(Saved entries)

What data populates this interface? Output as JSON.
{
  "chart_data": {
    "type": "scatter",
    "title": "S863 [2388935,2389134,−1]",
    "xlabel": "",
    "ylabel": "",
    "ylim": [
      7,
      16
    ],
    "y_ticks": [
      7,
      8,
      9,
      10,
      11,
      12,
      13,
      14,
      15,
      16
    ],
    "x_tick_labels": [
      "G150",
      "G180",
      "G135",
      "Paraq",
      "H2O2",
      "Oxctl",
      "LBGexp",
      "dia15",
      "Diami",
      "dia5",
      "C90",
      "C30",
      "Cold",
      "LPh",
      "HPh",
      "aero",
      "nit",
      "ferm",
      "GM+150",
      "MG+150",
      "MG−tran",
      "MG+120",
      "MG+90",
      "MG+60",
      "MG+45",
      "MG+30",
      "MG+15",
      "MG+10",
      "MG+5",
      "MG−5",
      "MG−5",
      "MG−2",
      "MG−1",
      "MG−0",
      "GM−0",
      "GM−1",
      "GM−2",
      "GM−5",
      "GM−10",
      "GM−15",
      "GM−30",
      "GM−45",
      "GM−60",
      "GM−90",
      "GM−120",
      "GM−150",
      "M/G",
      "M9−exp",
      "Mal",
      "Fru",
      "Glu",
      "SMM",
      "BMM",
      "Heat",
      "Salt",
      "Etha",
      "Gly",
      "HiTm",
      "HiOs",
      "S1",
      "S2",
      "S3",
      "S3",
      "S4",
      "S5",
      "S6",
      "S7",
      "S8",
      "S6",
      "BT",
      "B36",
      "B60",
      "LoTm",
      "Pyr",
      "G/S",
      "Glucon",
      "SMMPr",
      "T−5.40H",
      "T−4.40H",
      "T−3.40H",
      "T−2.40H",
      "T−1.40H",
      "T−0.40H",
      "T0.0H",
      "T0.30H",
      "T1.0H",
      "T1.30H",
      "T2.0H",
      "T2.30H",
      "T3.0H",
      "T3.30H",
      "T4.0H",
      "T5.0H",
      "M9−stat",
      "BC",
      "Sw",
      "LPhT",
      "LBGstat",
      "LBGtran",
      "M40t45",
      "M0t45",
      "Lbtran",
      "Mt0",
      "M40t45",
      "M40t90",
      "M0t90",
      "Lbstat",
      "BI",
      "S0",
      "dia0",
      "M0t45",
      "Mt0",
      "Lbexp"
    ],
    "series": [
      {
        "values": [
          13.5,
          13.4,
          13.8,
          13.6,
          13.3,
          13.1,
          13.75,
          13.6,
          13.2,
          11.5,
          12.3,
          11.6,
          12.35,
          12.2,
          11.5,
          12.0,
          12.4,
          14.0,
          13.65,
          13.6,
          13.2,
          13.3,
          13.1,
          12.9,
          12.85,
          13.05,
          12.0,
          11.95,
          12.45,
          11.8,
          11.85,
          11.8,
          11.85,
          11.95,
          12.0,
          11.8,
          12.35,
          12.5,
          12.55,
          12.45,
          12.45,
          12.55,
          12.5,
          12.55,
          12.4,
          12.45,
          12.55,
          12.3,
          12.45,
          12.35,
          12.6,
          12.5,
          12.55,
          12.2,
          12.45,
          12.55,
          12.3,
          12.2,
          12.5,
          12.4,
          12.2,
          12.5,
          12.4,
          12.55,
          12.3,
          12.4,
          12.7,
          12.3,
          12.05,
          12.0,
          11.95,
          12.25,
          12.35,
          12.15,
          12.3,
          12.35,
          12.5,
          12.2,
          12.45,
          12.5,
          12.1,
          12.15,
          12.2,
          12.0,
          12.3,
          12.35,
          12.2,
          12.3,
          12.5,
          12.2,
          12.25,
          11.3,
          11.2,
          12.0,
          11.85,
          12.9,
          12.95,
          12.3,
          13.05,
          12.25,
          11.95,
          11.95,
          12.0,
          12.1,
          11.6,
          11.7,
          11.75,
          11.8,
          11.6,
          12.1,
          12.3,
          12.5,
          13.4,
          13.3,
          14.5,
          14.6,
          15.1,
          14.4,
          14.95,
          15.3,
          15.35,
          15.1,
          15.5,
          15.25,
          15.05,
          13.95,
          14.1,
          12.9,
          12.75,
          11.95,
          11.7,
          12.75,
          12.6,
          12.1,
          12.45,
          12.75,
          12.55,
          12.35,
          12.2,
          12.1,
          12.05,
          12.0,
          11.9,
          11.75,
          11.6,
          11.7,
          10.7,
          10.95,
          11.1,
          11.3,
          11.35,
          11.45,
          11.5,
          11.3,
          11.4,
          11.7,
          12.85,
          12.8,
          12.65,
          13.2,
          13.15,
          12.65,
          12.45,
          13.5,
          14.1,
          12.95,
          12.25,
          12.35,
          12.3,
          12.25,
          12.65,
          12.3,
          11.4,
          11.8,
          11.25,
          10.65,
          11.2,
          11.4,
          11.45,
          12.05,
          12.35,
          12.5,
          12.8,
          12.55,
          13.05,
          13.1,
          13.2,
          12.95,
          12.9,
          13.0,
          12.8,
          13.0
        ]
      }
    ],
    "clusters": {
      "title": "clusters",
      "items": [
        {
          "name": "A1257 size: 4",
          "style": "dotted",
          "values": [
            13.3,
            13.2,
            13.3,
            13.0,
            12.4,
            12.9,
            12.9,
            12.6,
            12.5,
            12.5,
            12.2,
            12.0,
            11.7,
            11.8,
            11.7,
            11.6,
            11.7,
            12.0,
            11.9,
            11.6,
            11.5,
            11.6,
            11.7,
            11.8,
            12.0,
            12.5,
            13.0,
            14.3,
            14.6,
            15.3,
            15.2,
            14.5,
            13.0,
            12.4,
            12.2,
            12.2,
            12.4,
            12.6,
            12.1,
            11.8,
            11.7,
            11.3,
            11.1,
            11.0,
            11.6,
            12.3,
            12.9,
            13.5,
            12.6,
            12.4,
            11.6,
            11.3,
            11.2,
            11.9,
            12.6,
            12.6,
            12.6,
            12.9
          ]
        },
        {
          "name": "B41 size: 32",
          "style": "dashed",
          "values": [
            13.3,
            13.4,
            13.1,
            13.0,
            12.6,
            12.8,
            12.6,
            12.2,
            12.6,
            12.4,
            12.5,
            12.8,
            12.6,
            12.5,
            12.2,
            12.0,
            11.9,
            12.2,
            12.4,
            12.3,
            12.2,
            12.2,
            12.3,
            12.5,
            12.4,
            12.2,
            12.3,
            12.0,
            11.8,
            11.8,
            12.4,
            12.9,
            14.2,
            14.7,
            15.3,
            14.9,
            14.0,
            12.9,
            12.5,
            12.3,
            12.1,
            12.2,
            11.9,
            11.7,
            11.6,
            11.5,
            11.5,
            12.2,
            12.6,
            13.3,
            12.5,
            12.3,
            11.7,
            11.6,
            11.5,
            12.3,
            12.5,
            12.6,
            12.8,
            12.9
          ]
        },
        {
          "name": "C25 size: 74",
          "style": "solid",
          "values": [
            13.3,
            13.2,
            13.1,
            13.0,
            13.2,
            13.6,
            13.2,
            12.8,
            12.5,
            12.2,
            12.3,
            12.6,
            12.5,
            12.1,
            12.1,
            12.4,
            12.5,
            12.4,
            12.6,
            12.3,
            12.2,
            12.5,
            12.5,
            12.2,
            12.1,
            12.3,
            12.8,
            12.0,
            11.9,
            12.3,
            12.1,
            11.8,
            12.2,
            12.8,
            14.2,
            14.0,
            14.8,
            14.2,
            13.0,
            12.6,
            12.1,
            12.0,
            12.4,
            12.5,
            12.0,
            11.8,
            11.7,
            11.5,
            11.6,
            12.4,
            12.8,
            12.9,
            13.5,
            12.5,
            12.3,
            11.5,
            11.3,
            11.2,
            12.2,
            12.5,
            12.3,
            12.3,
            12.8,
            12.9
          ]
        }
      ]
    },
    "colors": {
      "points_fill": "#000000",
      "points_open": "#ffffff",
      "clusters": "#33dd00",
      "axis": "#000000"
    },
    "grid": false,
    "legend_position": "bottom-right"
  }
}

What you are asked to do - Scan the lines for the string "clusters". Pick out every line that has it.

Exercise output -
    "clusters": {
      "title": "clusters",
      "clusters": "#33dd00",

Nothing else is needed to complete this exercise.